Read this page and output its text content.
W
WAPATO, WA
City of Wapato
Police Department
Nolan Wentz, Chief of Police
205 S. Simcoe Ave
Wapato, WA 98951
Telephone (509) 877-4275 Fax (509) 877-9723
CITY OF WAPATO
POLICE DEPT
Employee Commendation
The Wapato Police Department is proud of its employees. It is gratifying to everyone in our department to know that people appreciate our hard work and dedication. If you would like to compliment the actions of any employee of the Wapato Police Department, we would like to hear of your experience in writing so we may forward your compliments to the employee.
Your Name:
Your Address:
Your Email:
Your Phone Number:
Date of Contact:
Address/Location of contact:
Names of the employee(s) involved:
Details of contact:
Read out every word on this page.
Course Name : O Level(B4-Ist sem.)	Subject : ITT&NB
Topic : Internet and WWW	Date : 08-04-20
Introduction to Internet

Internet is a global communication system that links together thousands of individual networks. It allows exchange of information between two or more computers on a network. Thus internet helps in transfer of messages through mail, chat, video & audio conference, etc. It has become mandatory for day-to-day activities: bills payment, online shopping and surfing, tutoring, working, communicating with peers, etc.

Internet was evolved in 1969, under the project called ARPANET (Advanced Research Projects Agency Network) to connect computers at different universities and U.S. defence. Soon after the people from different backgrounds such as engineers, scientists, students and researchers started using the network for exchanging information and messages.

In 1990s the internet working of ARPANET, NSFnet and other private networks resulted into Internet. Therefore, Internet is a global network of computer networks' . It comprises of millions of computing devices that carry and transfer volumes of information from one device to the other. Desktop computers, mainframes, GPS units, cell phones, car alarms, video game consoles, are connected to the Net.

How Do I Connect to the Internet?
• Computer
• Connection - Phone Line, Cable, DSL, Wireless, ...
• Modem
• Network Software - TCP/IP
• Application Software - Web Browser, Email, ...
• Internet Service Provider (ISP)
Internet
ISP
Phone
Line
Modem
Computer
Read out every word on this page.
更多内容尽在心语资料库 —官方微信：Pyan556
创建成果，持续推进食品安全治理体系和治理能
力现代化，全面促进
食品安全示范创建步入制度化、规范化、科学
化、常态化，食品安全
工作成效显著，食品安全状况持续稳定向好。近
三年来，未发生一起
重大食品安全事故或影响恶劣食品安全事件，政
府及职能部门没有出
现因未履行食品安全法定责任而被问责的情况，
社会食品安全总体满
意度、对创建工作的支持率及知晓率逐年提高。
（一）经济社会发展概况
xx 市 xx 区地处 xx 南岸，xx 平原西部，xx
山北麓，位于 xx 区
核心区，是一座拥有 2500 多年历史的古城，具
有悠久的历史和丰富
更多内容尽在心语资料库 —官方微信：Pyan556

= = = = =

What to produce: Copy down the whole of the data above, matching it exactly.

Full solution:
Read this page and output its text content.
W
WAPATO, WA
City of Wapato
Police Department
Nolan Wentz, Chief of Police
205 S. Simcoe Ave
Wapato, WA 98951
Telephone (509) 877-4275 Fax (509) 877-9723
CITY OF WAPATO
POLICE DEPT
Employee Commendation
The Wapato Police Department is proud of its employees. It is gratifying to everyone in our department to know that people appreciate our hard work and dedication. If you would like to compliment the actions of any employee of the Wapato Police Department, we would like to hear of your experience in writing so we may forward your compliments to the employee.
Your Name:
Your Address:
Your Email:
Your Phone Number:
Date of Contact:
Address/Location of contact:
Names of the employee(s) involved:
Details of contact:
Read out every word on this page.
Course Name : O Level(B4-Ist sem.)	Subject : ITT&NB
Topic : Internet and WWW	Date : 08-04-20
Introduction to Internet

Internet is a global communication system that links together thousands of individual networks. It allows exchange of information between two or more computers on a network. Thus internet helps in transfer of messages through mail, chat, video & audio conference, etc. It has become mandatory for day-to-day activities: bills payment, online shopping and surfing, tutoring, working, communicating with peers, etc.

Internet was evolved in 1969, under the project called ARPANET (Advanced Research Projects Agency Network) to connect computers at different universities and U.S. defence. Soon after the people from different backgrounds such as engineers, scientists, students and researchers started using the network for exchanging information and messages.

In 1990s the internet working of ARPANET, NSFnet and other private networks resulted into Internet. Therefore, Internet is a global network of computer networks' . It comprises of millions of computing devices that carry and transfer volumes of information from one device to the other. Desktop computers, mainframes, GPS units, cell phones, car alarms, video game consoles, are connected to the Net.

How Do I Connect to the Internet?
• Computer
• Connection - Phone Line, Cable, DSL, Wireless, ...
• Modem
• Network Software - TCP/IP
• Application Software - Web Browser, Email, ...
• Internet Service Provider (ISP)
Internet
ISP
Phone
Line
Modem
Computer
Read out every word on this page.
更多内容尽在心语资料库 —官方微信：Pyan556
创建成果，持续推进食品安全治理体系和治理能
力现代化，全面促进
食品安全示范创建步入制度化、规范化、科学
化、常态化，食品安全
工作成效显著，食品安全状况持续稳定向好。近
三年来，未发生一起
重大食品安全事故或影响恶劣食品安全事件，政
府及职能部门没有出
现因未履行食品安全法定责任而被问责的情况，
社会食品安全总体满
意度、对创建工作的支持率及知晓率逐年提高。
（一）经济社会发展概况
xx 市 xx 区地处 xx 南岸，xx 平原西部，xx
山北麓，位于 xx 区
核心区，是一座拥有 2500 多年历史的古城，具
有悠久的历史和丰富
更多内容尽在心语资料库 —官方微信：Pyan556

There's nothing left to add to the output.